Extracted data entries
§
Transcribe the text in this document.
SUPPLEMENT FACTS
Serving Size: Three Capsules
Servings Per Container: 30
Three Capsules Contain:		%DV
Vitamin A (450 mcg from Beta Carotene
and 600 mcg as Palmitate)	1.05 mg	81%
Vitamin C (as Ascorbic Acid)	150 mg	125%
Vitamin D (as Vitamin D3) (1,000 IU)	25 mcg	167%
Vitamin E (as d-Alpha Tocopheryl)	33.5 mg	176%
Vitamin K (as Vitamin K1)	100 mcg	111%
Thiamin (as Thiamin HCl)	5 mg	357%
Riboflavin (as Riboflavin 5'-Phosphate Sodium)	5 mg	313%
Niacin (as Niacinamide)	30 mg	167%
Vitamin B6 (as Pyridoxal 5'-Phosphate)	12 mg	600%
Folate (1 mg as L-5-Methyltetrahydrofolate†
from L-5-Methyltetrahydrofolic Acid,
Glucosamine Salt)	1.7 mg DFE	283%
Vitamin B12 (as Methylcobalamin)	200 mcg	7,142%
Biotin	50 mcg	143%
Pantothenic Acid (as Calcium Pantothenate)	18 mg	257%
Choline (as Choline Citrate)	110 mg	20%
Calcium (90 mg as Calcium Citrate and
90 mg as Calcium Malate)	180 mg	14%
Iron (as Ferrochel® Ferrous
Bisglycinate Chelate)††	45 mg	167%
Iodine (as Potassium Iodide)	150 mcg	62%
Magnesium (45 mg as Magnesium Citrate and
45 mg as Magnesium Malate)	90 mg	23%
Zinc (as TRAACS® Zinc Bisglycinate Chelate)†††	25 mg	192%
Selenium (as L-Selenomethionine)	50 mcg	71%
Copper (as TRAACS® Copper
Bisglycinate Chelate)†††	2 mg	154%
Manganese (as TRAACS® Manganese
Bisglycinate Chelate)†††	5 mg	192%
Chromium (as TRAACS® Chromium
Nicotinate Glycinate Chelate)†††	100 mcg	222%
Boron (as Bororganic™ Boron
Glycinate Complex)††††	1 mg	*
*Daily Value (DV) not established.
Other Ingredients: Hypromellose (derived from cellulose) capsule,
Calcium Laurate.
§
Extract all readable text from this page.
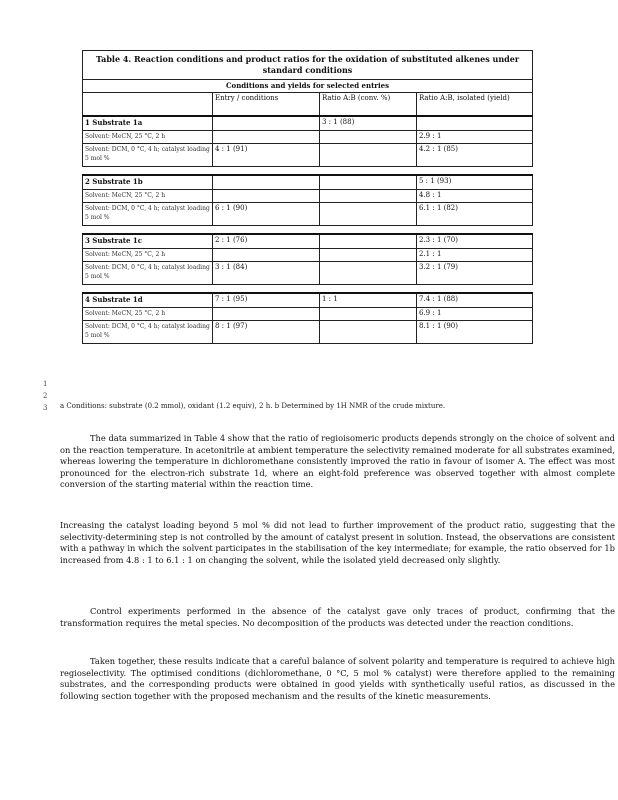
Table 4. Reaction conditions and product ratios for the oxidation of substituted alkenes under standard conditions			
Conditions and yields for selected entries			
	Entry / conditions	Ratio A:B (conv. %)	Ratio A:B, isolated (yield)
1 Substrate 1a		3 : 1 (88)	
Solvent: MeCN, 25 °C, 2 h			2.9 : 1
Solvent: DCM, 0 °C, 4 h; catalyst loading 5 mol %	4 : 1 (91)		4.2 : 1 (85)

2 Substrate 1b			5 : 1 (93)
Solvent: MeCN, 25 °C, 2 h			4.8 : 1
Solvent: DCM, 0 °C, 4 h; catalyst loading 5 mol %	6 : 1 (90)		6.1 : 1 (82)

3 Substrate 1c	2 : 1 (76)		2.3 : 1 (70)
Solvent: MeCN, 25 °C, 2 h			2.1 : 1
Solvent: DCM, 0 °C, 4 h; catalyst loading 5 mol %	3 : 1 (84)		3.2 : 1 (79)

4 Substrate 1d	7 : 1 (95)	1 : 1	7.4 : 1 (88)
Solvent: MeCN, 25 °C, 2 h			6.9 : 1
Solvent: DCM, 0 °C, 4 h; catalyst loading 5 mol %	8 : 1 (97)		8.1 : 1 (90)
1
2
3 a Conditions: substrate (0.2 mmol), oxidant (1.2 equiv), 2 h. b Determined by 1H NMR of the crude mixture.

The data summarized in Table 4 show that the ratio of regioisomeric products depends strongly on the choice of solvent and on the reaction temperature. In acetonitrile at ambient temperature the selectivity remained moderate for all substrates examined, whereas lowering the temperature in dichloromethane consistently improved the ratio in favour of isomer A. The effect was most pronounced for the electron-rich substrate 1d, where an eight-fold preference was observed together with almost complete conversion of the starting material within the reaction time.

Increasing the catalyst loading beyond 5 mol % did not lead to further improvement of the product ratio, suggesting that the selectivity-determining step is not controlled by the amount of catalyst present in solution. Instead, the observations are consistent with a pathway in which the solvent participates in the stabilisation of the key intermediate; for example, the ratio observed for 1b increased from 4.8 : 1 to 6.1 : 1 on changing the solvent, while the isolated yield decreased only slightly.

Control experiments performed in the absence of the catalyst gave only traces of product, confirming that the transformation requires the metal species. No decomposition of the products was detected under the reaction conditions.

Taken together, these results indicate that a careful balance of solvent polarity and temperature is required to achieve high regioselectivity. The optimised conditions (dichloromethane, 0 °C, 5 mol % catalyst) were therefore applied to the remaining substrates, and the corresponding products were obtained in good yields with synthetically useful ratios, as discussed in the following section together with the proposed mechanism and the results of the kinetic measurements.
§
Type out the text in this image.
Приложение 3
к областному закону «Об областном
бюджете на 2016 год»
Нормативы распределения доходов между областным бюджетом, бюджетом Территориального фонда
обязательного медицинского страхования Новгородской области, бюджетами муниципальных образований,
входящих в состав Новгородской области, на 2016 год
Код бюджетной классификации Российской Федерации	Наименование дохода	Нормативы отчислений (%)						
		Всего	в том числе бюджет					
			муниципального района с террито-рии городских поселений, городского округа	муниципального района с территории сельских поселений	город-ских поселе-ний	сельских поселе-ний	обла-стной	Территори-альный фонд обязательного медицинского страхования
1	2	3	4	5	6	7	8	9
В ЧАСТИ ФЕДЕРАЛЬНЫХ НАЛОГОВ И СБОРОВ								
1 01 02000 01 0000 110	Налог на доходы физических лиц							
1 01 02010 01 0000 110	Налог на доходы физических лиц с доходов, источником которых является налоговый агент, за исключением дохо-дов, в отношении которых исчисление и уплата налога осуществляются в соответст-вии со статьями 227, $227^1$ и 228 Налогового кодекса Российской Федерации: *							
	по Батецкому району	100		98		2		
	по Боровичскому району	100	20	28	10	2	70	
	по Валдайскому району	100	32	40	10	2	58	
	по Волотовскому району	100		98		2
§
What you need to do
Say how many lines contain the string "observed", giving nothing but the count.

Final result
2